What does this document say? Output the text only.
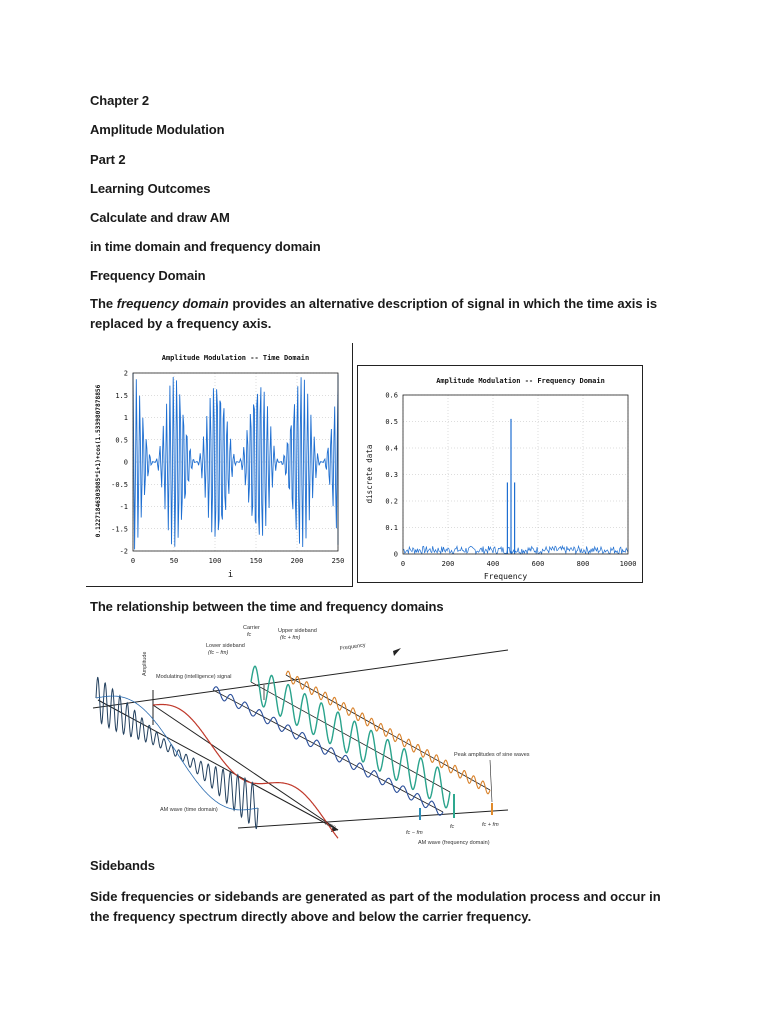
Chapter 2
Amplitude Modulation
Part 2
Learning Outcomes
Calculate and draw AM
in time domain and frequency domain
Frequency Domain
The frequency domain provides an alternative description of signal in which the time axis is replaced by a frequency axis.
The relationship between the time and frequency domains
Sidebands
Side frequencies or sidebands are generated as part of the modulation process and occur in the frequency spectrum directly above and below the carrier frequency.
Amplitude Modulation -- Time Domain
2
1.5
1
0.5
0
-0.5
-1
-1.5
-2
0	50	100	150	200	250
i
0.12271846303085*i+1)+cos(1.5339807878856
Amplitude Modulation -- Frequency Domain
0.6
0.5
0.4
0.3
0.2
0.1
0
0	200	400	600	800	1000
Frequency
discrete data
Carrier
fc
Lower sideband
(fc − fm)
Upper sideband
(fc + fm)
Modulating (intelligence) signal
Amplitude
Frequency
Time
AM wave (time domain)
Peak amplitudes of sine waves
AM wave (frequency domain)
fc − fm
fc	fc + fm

• Goal of the exercise:
Word for word, quote the full listing, omitting every picture.

• Full answer:
What does this document say? Output the text only.
Chapter 2
Amplitude Modulation
Part 2
Learning Outcomes
Calculate and draw AM
in time domain and frequency domain
Frequency Domain
The frequency domain provides an alternative description of signal in which the time axis is replaced by a frequency axis.
The relationship between the time and frequency domains
Sidebands
Side frequencies or sidebands are generated as part of the modulation process and occur in the frequency spectrum directly above and below the carrier frequency.
Amplitude Modulation -- Time Domain
2
1.5
1
0.5
0
-0.5
-1
-1.5
-2
0	50	100	150	200	250
i
0.12271846303085*i+1)+cos(1.5339807878856
Amplitude Modulation -- Frequency Domain
0.6
0.5
0.4
0.3
0.2
0.1
0
0	200	400	600	800	1000
Frequency
discrete data
Carrier
fc
Lower sideband
(fc − fm)
Upper sideband
(fc + fm)
Modulating (intelligence) signal
Amplitude
Frequency
Time
AM wave (time domain)
Peak amplitudes of sine waves
AM wave (frequency domain)
fc − fm
fc	fc + fm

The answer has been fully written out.